• WHAT THE TASK ASKS: Render every entry verbatim.

• SUPPLIED MATERIAL:
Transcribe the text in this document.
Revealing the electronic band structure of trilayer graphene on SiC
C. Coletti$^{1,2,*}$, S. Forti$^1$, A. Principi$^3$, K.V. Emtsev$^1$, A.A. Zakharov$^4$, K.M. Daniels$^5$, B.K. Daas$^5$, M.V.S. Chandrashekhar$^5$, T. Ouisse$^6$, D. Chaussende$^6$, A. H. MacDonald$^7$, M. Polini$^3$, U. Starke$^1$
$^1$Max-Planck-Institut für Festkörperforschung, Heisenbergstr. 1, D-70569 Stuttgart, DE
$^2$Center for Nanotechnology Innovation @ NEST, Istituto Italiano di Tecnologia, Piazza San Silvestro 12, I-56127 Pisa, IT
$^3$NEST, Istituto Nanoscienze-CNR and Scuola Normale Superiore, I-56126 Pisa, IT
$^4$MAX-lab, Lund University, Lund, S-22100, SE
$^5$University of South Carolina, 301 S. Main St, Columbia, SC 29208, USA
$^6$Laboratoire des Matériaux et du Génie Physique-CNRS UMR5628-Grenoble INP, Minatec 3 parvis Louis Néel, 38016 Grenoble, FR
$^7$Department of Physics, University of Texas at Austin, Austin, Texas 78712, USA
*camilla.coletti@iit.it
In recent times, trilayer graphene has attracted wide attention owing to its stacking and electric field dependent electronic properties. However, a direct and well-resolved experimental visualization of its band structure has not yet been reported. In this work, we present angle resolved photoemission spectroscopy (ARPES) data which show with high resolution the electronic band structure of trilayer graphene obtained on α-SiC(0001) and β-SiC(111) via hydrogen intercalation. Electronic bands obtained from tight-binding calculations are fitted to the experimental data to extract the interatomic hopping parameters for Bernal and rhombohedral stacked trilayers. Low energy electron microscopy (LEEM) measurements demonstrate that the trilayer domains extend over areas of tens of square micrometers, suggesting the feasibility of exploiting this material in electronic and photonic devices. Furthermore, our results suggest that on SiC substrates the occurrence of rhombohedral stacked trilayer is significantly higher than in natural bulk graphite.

• TASK RESPONSE:
Transcribe the text in this document.
Revealing the electronic band structure of trilayer graphene on SiC
C. Coletti$^{1,2,*}$, S. Forti$^1$, A. Principi$^3$, K.V. Emtsev$^1$, A.A. Zakharov$^4$, K.M. Daniels$^5$, B.K. Daas$^5$, M.V.S. Chandrashekhar$^5$, T. Ouisse$^6$, D. Chaussende$^6$, A. H. MacDonald$^7$, M. Polini$^3$, U. Starke$^1$
$^1$Max-Planck-Institut für Festkörperforschung, Heisenbergstr. 1, D-70569 Stuttgart, DE
$^2$Center for Nanotechnology Innovation @ NEST, Istituto Italiano di Tecnologia, Piazza San Silvestro 12, I-56127 Pisa, IT
$^3$NEST, Istituto Nanoscienze-CNR and Scuola Normale Superiore, I-56126 Pisa, IT
$^4$MAX-lab, Lund University, Lund, S-22100, SE
$^5$University of South Carolina, 301 S. Main St, Columbia, SC 29208, USA
$^6$Laboratoire des Matériaux et du Génie Physique-CNRS UMR5628-Grenoble INP, Minatec 3 parvis Louis Néel, 38016 Grenoble, FR
$^7$Department of Physics, University of Texas at Austin, Austin, Texas 78712, USA
*camilla.coletti@iit.it
In recent times, trilayer graphene has attracted wide attention owing to its stacking and electric field dependent electronic properties. However, a direct and well-resolved experimental visualization of its band structure has not yet been reported. In this work, we present angle resolved photoemission spectroscopy (ARPES) data which show with high resolution the electronic band structure of trilayer graphene obtained on α-SiC(0001) and β-SiC(111) via hydrogen intercalation. Electronic bands obtained from tight-binding calculations are fitted to the experimental data to extract the interatomic hopping parameters for Bernal and rhombohedral stacked trilayers. Low energy electron microscopy (LEEM) measurements demonstrate that the trilayer domains extend over areas of tens of square micrometers, suggesting the feasibility of exploiting this material in electronic and photonic devices. Furthermore, our results suggest that on SiC substrates the occurrence of rhombohedral stacked trilayer is significantly higher than in natural bulk graphite.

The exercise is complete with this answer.